** Written problem A **
Locate each line in the records that contains the string "star", and copy those lines.
* begin Excerpt to read *
Re: auto & class members

[Robert M. Münch via Digitalmars-d-learn]

On 2018-05-20 14:49:59 +0000, Jonathan M Davis said:

In cases like this, typeof is your friend. e.g. something like
typeof(myStream.filter!(a => a == myMessage)) mySubStream;

Hi Jonathan, great! This got me a step further. So I can declare my 
member now. But I get an implict cast error when I try:

class a {
        ... myStream;
}

class b {
        typeof(a.myStream.filter!(x => x == myMessage)) mySubStream;
}

void myFunc() {
        a myA = new a();
        b myB = new b();

        myB.mySubstream = myA.myStream.filter!(x => x == myMessage);
}

This gives (unnecessary stuff stripped):

Error: cannot implicitly convert expression filter(...) of type 
app.myFunc.filter!(x => x == myMessage) to app.b.filter!(x => x == 
myMessage)
* end Excerpt to read *
** Written problem B **
Pick up the forum post about typeof and class members in D from its final line and keep writing.
* begin Data records *
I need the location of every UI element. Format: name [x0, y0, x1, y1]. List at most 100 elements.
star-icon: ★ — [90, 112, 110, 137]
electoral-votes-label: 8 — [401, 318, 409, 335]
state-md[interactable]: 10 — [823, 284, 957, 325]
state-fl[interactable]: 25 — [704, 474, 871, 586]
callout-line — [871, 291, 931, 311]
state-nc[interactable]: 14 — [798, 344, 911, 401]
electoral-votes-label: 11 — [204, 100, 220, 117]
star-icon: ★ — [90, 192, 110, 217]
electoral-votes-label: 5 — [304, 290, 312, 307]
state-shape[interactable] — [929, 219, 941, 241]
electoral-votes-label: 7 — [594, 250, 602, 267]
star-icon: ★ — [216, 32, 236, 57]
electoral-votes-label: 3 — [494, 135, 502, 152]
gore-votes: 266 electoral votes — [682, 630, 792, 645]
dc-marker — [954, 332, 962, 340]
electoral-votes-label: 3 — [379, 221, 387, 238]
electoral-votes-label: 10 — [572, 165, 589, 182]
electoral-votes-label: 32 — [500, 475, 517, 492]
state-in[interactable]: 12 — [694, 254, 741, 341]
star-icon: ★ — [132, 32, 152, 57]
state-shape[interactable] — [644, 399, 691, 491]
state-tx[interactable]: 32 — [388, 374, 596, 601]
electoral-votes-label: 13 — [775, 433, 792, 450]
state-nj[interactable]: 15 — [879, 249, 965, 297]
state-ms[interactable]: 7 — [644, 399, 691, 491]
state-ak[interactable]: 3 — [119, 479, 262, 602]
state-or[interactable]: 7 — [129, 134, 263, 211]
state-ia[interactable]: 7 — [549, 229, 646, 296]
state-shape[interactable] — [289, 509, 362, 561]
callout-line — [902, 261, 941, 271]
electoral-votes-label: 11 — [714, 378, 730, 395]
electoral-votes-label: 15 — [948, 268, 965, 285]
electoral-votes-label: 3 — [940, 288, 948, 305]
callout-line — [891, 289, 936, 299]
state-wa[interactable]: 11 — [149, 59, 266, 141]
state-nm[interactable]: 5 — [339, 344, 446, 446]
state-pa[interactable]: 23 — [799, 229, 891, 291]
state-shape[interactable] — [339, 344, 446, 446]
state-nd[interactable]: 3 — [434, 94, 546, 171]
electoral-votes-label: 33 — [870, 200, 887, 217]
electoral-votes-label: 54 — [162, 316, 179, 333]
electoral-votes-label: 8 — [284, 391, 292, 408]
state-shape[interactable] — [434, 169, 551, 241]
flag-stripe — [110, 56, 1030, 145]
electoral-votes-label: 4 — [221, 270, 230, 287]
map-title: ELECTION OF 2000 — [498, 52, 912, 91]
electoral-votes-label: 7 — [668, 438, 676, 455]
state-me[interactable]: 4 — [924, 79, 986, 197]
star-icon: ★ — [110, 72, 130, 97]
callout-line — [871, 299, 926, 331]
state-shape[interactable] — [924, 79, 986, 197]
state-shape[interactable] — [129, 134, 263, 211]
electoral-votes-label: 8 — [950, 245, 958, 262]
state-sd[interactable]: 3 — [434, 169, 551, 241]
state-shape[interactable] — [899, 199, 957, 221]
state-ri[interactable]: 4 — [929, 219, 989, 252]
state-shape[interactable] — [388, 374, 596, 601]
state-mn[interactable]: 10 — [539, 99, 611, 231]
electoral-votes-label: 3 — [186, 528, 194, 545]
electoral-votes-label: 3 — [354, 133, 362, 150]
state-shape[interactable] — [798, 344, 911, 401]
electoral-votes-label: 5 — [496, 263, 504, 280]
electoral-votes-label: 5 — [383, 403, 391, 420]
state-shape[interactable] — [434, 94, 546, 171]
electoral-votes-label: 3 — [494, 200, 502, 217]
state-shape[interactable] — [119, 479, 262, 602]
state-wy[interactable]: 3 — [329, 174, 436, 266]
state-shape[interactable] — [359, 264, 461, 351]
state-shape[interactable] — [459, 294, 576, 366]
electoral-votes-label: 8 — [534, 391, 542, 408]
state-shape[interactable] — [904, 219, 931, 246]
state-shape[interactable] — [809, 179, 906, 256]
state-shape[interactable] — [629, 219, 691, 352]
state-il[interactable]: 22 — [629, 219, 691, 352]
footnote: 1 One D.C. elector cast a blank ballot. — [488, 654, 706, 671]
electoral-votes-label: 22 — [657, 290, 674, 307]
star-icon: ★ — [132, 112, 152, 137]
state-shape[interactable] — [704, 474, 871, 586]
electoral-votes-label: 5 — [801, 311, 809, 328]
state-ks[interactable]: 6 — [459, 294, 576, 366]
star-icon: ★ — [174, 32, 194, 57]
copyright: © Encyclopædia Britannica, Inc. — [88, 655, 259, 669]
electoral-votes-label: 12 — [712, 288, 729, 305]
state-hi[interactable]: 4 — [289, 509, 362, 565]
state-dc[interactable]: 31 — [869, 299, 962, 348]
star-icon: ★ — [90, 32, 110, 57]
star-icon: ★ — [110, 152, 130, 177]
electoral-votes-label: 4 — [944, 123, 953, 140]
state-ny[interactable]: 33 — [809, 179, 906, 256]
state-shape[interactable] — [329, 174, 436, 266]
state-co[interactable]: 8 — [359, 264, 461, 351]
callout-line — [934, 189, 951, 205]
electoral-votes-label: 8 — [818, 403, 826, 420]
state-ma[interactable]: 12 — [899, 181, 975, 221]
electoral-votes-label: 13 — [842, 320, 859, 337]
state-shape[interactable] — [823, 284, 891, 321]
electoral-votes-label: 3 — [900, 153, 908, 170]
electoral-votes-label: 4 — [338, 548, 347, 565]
* end Data records *
** Task answer A **
star-icon: ★ — [90, 112, 110, 137]
star-icon: ★ — [90, 192, 110, 217]
star-icon: ★ — [216, 32, 236, 57]
star-icon: ★ — [132, 32, 152, 57]
star-icon: ★ — [110, 72, 130, 97]
star-icon: ★ — [132, 112, 152, 137]
star-icon: ★ — [174, 32, 194, 57]
star-icon: ★ — [90, 32, 110, 57]
star-icon: ★ — [110, 152, 130, 177]

** Task answer B **
Why is myFunc now entering the game? I mean it's just the function 
containing the code. It seems that:

typeof(myA.myStream.filter!(x => x == myMessage))

and

typeof(a.myStream.filter!(x => x == myMessage)) are not the same.

But inside class b I can't use a specific variable instance. And in 
myFunc, I can't use a class type but need the specific instance.

Any further idea?


though you might have trouble with the lambda being subtly different type
even if you replace myMessage in it with something that will work in the
scope that mySubStream is being declared.

Not sure if the above problem is exactly what you mention here. This is 
all pretty tricky.


However, that could be fixed by
doing something like replacing the lambda with a free function or just
creating a function that returns what you want to assign to mySubStream.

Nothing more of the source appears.